- Exercise prompt -
Reproduce all lines of the listing below in which the word "maturity" occurs.

- Entries provided -
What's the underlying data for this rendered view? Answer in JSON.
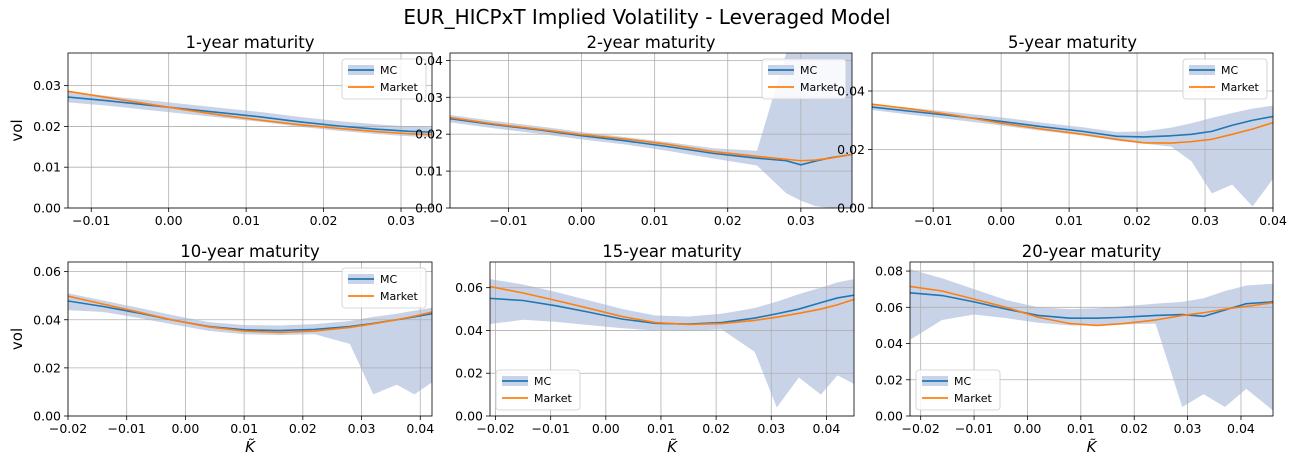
{
  "figure": {
    "title": "EUR_HICPxT Implied Volatility - Leveraged Model"
  },
  "colors": {
    "mc": "#1f77b4",
    "market": "#ff7f0e",
    "band": "#c9d3e8",
    "grid": "#b0b0b0"
  },
  "chart_data": [
    {
      "type": "line",
      "title": "1-year maturity",
      "xlabel": "",
      "ylabel": "vol",
      "xlim": [
        -0.013,
        0.034
      ],
      "ylim": [
        0.0,
        0.038
      ],
      "xticks": [
        -0.01,
        0.0,
        0.01,
        0.02,
        0.03
      ],
      "xtick_labels": [
        "−0.01",
        "0.00",
        "0.01",
        "0.02",
        "0.03"
      ],
      "yticks": [
        0.0,
        0.01,
        0.02,
        0.03
      ],
      "ytick_labels": [
        "0.00",
        "0.01",
        "0.02",
        "0.03"
      ],
      "legend": {
        "position": "top-right",
        "entries": [
          "MC",
          "Market"
        ]
      },
      "x": [
        -0.013,
        -0.008,
        -0.003,
        0.002,
        0.007,
        0.012,
        0.017,
        0.022,
        0.027,
        0.031,
        0.034
      ],
      "series": [
        {
          "name": "MC",
          "values": [
            0.0272,
            0.0263,
            0.0253,
            0.0243,
            0.0233,
            0.0223,
            0.0211,
            0.0201,
            0.0193,
            0.0188,
            0.0186
          ]
        },
        {
          "name": "Market",
          "values": [
            0.0286,
            0.0271,
            0.0256,
            0.0241,
            0.0227,
            0.0215,
            0.0204,
            0.0195,
            0.0187,
            0.0182,
            0.018
          ]
        }
      ],
      "band": {
        "upper": [
          0.0285,
          0.0275,
          0.0265,
          0.0255,
          0.0245,
          0.0235,
          0.0223,
          0.0213,
          0.0205,
          0.02,
          0.0198
        ],
        "lower": [
          0.0259,
          0.0251,
          0.0241,
          0.0231,
          0.0221,
          0.0211,
          0.0199,
          0.0189,
          0.0181,
          0.0176,
          0.0174
        ]
      }
    },
    {
      "type": "line",
      "title": "2-year maturity",
      "xlabel": "",
      "ylabel": "",
      "xlim": [
        -0.018,
        0.037
      ],
      "ylim": [
        0.0,
        0.042
      ],
      "xticks": [
        -0.01,
        0.0,
        0.01,
        0.02,
        0.03
      ],
      "xtick_labels": [
        "−0.01",
        "0.00",
        "0.01",
        "0.02",
        "0.03"
      ],
      "yticks": [
        0.0,
        0.01,
        0.02,
        0.03,
        0.04
      ],
      "ytick_labels": [
        "0.00",
        "0.01",
        "0.02",
        "0.03",
        "0.04"
      ],
      "legend": {
        "position": "top-right",
        "entries": [
          "MC",
          "Market"
        ]
      },
      "x": [
        -0.018,
        -0.012,
        -0.006,
        0.0,
        0.006,
        0.012,
        0.018,
        0.024,
        0.028,
        0.03,
        0.032,
        0.034,
        0.037
      ],
      "series": [
        {
          "name": "MC",
          "values": [
            0.0242,
            0.0226,
            0.0212,
            0.0196,
            0.0182,
            0.0166,
            0.0148,
            0.0135,
            0.0128,
            0.0117,
            0.0127,
            0.0136,
            0.0145
          ]
        },
        {
          "name": "Market",
          "values": [
            0.0245,
            0.0228,
            0.0214,
            0.0199,
            0.0187,
            0.0172,
            0.0153,
            0.014,
            0.0132,
            0.0128,
            0.013,
            0.0135,
            0.0145
          ]
        }
      ],
      "band": {
        "upper": [
          0.0252,
          0.0236,
          0.0222,
          0.0206,
          0.0192,
          0.0178,
          0.0162,
          0.0155,
          0.042,
          0.042,
          0.042,
          0.042,
          0.042
        ],
        "lower": [
          0.0232,
          0.0216,
          0.0202,
          0.0186,
          0.0172,
          0.0154,
          0.0134,
          0.0115,
          0.004,
          0.002,
          0.0005,
          0.0,
          0.0
        ]
      }
    },
    {
      "type": "line",
      "title": "5-year maturity",
      "xlabel": "",
      "ylabel": "",
      "xlim": [
        -0.019,
        0.04
      ],
      "ylim": [
        0.0,
        0.053
      ],
      "xticks": [
        -0.01,
        0.0,
        0.01,
        0.02,
        0.03,
        0.04
      ],
      "xtick_labels": [
        "−0.01",
        "0.00",
        "0.01",
        "0.02",
        "0.03",
        "0.04"
      ],
      "yticks": [
        0.0,
        0.02,
        0.04
      ],
      "ytick_labels": [
        "0.00",
        "0.02",
        "0.04"
      ],
      "legend": {
        "position": "top-right",
        "entries": [
          "MC",
          "Market"
        ]
      },
      "x": [
        -0.019,
        -0.013,
        -0.007,
        0.0,
        0.006,
        0.012,
        0.017,
        0.021,
        0.025,
        0.028,
        0.031,
        0.034,
        0.037,
        0.04
      ],
      "series": [
        {
          "name": "MC",
          "values": [
            0.0345,
            0.033,
            0.0315,
            0.0296,
            0.0278,
            0.0262,
            0.0245,
            0.0243,
            0.0247,
            0.0252,
            0.0262,
            0.0283,
            0.03,
            0.0313
          ]
        },
        {
          "name": "Market",
          "values": [
            0.0355,
            0.0338,
            0.0318,
            0.029,
            0.027,
            0.0252,
            0.0235,
            0.0223,
            0.0222,
            0.0227,
            0.0235,
            0.0252,
            0.027,
            0.0292
          ]
        }
      ],
      "band": {
        "upper": [
          0.0355,
          0.0342,
          0.0328,
          0.031,
          0.0292,
          0.0276,
          0.026,
          0.0262,
          0.0275,
          0.029,
          0.0308,
          0.0325,
          0.034,
          0.035
        ],
        "lower": [
          0.0335,
          0.0318,
          0.0302,
          0.0282,
          0.0264,
          0.0248,
          0.023,
          0.022,
          0.021,
          0.016,
          0.005,
          0.008,
          0.0005,
          0.01
        ]
      }
    },
    {
      "type": "line",
      "title": "10-year maturity",
      "xlabel": "K̃",
      "ylabel": "vol",
      "xlim": [
        -0.02,
        0.042
      ],
      "ylim": [
        0.0,
        0.064
      ],
      "xticks": [
        -0.02,
        -0.01,
        0.0,
        0.01,
        0.02,
        0.03,
        0.04
      ],
      "xtick_labels": [
        "−0.02",
        "−0.01",
        "0.00",
        "0.01",
        "0.02",
        "0.03",
        "0.04"
      ],
      "yticks": [
        0.0,
        0.02,
        0.04,
        0.06
      ],
      "ytick_labels": [
        "0.00",
        "0.02",
        "0.04",
        "0.06"
      ],
      "legend": {
        "position": "top-right",
        "entries": [
          "MC",
          "Market"
        ]
      },
      "x": [
        -0.02,
        -0.014,
        -0.008,
        -0.002,
        0.004,
        0.01,
        0.016,
        0.022,
        0.028,
        0.032,
        0.036,
        0.039,
        0.042
      ],
      "series": [
        {
          "name": "MC",
          "values": [
            0.0478,
            0.0455,
            0.0428,
            0.0398,
            0.0372,
            0.0358,
            0.0355,
            0.036,
            0.0372,
            0.0385,
            0.04,
            0.0412,
            0.0425
          ]
        },
        {
          "name": "Market",
          "values": [
            0.0498,
            0.0465,
            0.0432,
            0.0398,
            0.037,
            0.0353,
            0.0347,
            0.0353,
            0.0368,
            0.0383,
            0.04,
            0.0415,
            0.0432
          ]
        }
      ],
      "band": {
        "upper": [
          0.051,
          0.048,
          0.045,
          0.0418,
          0.039,
          0.0378,
          0.0376,
          0.0382,
          0.0395,
          0.0412,
          0.0425,
          0.0438,
          0.045
        ],
        "lower": [
          0.044,
          0.0432,
          0.0408,
          0.038,
          0.0354,
          0.034,
          0.0336,
          0.034,
          0.03,
          0.009,
          0.013,
          0.009,
          0.014
        ]
      }
    },
    {
      "type": "line",
      "title": "15-year maturity",
      "xlabel": "K̃",
      "ylabel": "",
      "xlim": [
        -0.021,
        0.045
      ],
      "ylim": [
        0.0,
        0.072
      ],
      "xticks": [
        -0.02,
        -0.01,
        0.0,
        0.01,
        0.02,
        0.03,
        0.04
      ],
      "xtick_labels": [
        "−0.02",
        "−0.01",
        "0.00",
        "0.01",
        "0.02",
        "0.03",
        "0.04"
      ],
      "yticks": [
        0.0,
        0.02,
        0.04,
        0.06
      ],
      "ytick_labels": [
        "0.00",
        "0.02",
        "0.04",
        "0.06"
      ],
      "legend": {
        "position": "bottom-left",
        "entries": [
          "MC",
          "Market"
        ]
      },
      "x": [
        -0.021,
        -0.015,
        -0.009,
        -0.003,
        0.003,
        0.009,
        0.015,
        0.021,
        0.027,
        0.031,
        0.035,
        0.039,
        0.042,
        0.045
      ],
      "series": [
        {
          "name": "MC",
          "values": [
            0.055,
            0.054,
            0.0515,
            0.0485,
            0.0453,
            0.0433,
            0.043,
            0.0437,
            0.0458,
            0.0478,
            0.05,
            0.053,
            0.0552,
            0.0565
          ]
        },
        {
          "name": "Market",
          "values": [
            0.0605,
            0.0575,
            0.054,
            0.0503,
            0.0465,
            0.0437,
            0.0428,
            0.0432,
            0.0447,
            0.0462,
            0.048,
            0.05,
            0.052,
            0.0545
          ]
        }
      ],
      "band": {
        "upper": [
          0.064,
          0.0615,
          0.058,
          0.054,
          0.05,
          0.047,
          0.0465,
          0.0478,
          0.0505,
          0.0535,
          0.057,
          0.06,
          0.0625,
          0.064
        ],
        "lower": [
          0.043,
          0.045,
          0.044,
          0.0425,
          0.041,
          0.04,
          0.0398,
          0.0405,
          0.03,
          0.004,
          0.018,
          0.01,
          0.019,
          0.015
        ]
      }
    },
    {
      "type": "line",
      "title": "20-year maturity",
      "xlabel": "K̃",
      "ylabel": "",
      "xlim": [
        -0.022,
        0.046
      ],
      "ylim": [
        0.0,
        0.085
      ],
      "xticks": [
        -0.02,
        -0.01,
        0.0,
        0.01,
        0.02,
        0.03,
        0.04
      ],
      "xtick_labels": [
        "−0.02",
        "−0.01",
        "0.00",
        "0.01",
        "0.02",
        "0.03",
        "0.04"
      ],
      "yticks": [
        0.0,
        0.02,
        0.04,
        0.06,
        0.08
      ],
      "ytick_labels": [
        "0.00",
        "0.02",
        "0.04",
        "0.06",
        "0.08"
      ],
      "legend": {
        "position": "bottom-left",
        "entries": [
          "MC",
          "Market"
        ]
      },
      "x": [
        -0.022,
        -0.016,
        -0.01,
        -0.004,
        0.002,
        0.008,
        0.013,
        0.018,
        0.024,
        0.029,
        0.033,
        0.037,
        0.041,
        0.046
      ],
      "series": [
        {
          "name": "MC",
          "values": [
            0.068,
            0.0665,
            0.063,
            0.059,
            0.0555,
            0.054,
            0.054,
            0.0545,
            0.0555,
            0.056,
            0.055,
            0.0585,
            0.062,
            0.063
          ]
        },
        {
          "name": "Market",
          "values": [
            0.0715,
            0.069,
            0.0645,
            0.06,
            0.0545,
            0.051,
            0.05,
            0.051,
            0.053,
            0.0555,
            0.057,
            0.059,
            0.0605,
            0.0625
          ]
        }
      ],
      "band": {
        "upper": [
          0.081,
          0.076,
          0.07,
          0.064,
          0.06,
          0.059,
          0.0595,
          0.0605,
          0.062,
          0.063,
          0.065,
          0.069,
          0.072,
          0.073
        ],
        "lower": [
          0.042,
          0.053,
          0.056,
          0.054,
          0.0515,
          0.05,
          0.05,
          0.0505,
          0.051,
          0.005,
          0.012,
          0.005,
          0.015,
          0.003
        ]
      }
    }
  ]
}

- Reply -
      "title": "1-year maturity",
      "title": "2-year maturity",
      "title": "5-year maturity",
      "title": "10-year maturity",
      "title": "15-year maturity",
      "title": "20-year maturity",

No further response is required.